** Begin SOURCE RECORDS **
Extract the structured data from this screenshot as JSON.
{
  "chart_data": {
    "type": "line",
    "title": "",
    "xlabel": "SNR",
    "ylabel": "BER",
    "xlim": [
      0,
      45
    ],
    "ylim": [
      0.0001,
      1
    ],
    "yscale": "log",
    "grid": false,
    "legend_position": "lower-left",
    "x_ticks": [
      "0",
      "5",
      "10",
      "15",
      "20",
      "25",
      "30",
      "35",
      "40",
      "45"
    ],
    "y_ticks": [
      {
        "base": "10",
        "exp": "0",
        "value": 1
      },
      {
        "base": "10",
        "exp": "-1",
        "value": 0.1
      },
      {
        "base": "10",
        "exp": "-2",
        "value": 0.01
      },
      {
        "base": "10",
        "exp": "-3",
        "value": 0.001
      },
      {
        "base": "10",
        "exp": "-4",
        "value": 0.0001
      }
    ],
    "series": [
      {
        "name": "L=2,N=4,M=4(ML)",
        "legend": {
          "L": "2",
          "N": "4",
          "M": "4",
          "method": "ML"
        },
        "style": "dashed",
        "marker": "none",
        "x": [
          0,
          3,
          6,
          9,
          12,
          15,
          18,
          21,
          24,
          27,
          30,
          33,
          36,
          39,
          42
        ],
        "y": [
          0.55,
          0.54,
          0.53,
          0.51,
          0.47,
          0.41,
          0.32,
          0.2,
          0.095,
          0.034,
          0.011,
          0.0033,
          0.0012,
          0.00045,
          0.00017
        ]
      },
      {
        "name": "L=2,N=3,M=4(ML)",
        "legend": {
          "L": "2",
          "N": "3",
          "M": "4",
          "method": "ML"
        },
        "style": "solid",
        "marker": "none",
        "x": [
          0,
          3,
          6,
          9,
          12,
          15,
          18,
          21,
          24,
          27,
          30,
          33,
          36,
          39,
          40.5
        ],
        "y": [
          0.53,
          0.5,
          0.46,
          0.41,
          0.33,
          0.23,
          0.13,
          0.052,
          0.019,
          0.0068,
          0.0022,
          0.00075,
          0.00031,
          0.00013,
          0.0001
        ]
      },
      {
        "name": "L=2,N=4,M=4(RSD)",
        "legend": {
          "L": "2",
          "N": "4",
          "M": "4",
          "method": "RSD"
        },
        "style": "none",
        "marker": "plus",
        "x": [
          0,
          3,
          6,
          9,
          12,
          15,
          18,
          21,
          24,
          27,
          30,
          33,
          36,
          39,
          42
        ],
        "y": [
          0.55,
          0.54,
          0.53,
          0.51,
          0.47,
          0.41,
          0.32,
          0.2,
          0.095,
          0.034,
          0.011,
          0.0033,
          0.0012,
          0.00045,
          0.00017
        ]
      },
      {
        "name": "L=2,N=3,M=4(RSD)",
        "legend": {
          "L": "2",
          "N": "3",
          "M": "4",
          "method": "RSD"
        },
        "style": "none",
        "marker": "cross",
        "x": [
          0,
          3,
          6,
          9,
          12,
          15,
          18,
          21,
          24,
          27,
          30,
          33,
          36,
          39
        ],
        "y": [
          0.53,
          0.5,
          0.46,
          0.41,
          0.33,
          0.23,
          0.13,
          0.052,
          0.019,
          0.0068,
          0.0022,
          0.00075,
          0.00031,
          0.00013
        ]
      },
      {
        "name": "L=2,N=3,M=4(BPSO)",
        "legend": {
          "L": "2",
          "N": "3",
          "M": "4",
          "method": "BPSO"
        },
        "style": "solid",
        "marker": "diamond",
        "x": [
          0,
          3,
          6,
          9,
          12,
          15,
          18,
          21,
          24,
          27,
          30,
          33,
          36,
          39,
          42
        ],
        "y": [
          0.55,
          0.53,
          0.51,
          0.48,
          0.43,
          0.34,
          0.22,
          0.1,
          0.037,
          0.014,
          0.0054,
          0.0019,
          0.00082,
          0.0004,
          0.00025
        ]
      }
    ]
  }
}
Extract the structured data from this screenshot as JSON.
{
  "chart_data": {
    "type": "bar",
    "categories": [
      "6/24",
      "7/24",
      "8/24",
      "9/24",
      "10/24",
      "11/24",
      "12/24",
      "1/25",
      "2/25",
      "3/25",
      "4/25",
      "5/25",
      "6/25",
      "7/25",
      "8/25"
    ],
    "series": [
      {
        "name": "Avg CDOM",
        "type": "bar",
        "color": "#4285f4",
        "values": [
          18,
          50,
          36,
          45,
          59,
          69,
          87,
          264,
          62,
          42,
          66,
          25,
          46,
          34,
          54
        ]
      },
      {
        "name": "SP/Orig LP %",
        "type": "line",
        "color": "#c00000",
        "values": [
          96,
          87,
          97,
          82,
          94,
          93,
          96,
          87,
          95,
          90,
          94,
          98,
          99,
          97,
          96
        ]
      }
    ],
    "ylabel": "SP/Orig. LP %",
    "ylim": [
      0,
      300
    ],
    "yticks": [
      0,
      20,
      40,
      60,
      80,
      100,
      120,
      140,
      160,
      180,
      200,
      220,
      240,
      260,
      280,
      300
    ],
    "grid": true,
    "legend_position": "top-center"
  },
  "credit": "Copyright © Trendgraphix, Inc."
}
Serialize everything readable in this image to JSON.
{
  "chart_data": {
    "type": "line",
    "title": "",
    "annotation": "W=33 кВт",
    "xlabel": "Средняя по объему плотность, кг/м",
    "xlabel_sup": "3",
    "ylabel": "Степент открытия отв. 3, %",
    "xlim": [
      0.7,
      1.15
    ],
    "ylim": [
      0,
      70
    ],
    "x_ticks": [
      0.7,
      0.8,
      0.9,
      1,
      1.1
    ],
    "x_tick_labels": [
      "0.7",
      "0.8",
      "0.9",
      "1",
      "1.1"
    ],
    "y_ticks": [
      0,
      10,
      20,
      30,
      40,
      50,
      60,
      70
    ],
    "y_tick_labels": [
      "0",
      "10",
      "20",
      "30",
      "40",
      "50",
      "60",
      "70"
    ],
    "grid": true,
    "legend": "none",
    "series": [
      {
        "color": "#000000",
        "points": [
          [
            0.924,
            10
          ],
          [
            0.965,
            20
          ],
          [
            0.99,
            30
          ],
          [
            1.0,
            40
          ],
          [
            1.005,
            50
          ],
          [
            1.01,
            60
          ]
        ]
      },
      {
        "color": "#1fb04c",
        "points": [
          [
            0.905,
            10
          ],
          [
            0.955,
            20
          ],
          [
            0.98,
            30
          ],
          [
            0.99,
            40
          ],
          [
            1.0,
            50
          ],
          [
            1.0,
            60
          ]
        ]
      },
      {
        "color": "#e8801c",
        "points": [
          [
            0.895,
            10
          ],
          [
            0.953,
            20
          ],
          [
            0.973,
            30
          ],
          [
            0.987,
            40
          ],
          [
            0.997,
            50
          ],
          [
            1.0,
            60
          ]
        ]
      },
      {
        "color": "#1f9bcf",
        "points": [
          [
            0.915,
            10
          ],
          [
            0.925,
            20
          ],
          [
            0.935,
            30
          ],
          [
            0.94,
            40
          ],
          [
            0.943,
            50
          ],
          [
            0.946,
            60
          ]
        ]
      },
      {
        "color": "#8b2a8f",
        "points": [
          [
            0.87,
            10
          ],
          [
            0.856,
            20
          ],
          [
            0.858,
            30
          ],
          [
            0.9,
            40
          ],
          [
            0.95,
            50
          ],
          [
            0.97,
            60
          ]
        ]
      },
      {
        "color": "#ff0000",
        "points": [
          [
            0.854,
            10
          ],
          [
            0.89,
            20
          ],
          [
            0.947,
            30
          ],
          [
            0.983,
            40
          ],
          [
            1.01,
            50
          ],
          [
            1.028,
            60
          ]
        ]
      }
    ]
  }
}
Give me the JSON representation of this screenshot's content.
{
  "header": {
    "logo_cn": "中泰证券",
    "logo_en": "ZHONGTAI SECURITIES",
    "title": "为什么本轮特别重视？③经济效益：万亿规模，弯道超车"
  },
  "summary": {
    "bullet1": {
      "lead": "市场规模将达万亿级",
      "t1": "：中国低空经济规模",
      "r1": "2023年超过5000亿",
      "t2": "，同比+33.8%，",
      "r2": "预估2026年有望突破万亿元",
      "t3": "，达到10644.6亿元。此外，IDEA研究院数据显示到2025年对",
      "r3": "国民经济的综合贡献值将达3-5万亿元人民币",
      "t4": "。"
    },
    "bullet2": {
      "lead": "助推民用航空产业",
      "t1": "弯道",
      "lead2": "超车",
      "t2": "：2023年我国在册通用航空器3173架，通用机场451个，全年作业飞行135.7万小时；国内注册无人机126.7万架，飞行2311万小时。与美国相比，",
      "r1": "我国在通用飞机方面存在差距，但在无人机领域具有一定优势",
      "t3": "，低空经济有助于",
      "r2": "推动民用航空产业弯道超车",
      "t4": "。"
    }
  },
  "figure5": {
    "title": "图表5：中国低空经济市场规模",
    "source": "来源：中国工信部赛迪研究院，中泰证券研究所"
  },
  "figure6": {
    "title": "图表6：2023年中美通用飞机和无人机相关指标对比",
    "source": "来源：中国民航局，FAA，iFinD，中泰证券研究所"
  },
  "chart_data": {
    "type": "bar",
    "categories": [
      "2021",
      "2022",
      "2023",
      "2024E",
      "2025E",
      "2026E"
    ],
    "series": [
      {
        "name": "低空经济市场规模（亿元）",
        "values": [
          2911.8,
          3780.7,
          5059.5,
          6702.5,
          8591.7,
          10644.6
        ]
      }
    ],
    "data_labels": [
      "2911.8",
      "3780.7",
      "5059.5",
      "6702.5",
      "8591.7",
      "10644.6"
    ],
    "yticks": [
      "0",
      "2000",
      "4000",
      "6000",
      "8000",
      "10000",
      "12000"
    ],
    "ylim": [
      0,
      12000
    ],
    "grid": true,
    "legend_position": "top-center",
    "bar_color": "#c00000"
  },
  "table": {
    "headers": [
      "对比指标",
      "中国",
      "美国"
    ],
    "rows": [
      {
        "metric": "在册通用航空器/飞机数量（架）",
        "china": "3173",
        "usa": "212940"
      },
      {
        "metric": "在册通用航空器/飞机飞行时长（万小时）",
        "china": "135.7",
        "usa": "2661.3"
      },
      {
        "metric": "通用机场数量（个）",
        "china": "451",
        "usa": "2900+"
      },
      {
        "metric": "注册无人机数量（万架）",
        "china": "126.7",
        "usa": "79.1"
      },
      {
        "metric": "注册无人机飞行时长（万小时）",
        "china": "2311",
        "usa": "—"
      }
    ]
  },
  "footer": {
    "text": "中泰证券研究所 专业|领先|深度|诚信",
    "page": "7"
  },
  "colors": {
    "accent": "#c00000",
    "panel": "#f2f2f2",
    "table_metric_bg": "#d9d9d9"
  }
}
** End SOURCE RECORDS **
WORK TO DO: List each line of the records that holds the string "JSON".

EXERCISE SOLUTION:
Extract the structured data from this screenshot as JSON.
Extract the structured data from this screenshot as JSON.
Serialize everything readable in this image to JSON.
Give me the JSON representation of this screenshot's content.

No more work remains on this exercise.